Search the data for the word "title". Reproduce every line where it is found.

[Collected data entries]
········
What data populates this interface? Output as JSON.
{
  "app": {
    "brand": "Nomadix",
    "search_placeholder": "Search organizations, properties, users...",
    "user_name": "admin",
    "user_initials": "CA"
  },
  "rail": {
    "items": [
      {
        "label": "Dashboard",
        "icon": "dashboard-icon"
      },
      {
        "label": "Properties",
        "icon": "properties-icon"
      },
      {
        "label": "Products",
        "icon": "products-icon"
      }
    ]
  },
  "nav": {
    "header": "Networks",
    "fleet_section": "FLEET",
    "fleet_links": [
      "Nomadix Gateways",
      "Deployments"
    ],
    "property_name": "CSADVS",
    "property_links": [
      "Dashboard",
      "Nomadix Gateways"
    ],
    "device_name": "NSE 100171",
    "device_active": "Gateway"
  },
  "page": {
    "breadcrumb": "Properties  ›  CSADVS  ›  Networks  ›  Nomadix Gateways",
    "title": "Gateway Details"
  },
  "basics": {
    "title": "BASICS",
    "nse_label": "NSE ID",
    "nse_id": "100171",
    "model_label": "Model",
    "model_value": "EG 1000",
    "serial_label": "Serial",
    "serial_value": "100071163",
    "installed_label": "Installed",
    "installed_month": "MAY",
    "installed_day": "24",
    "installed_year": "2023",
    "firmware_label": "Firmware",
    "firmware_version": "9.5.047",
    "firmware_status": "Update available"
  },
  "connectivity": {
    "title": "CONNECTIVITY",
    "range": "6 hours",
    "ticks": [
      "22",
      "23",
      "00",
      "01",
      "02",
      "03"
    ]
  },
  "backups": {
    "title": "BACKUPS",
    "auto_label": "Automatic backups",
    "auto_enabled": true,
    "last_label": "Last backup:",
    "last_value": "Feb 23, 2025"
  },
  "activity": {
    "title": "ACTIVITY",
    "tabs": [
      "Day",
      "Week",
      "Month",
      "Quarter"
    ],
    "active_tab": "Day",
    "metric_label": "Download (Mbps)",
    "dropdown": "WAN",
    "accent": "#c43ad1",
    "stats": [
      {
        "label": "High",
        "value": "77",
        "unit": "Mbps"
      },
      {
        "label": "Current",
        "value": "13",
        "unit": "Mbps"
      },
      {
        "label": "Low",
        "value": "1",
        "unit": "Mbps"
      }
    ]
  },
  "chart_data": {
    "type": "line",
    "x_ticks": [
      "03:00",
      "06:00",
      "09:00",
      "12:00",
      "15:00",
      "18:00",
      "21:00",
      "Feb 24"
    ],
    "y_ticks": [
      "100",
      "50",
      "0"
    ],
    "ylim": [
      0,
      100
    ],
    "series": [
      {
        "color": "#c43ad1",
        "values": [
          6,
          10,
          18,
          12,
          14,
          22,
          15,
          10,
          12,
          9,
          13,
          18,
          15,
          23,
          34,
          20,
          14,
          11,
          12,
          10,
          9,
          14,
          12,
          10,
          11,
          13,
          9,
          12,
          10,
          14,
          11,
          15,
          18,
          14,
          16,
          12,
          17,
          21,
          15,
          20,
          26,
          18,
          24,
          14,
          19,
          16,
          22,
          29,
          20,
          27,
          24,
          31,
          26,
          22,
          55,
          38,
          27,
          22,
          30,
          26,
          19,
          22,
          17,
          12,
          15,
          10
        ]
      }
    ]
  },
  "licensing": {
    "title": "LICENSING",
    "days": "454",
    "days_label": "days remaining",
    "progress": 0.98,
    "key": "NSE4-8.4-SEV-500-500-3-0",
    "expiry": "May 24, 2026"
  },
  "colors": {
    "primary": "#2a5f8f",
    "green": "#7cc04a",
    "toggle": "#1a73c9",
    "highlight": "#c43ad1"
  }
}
········
» **SOLUTION TO THIS EXERCISE**:
    "title": "Gateway Details"
    "title": "BASICS",
    "title": "CONNECTIVITY",
    "title": "BACKUPS",
    "title": "ACTIVITY",
    "title": "LICENSING",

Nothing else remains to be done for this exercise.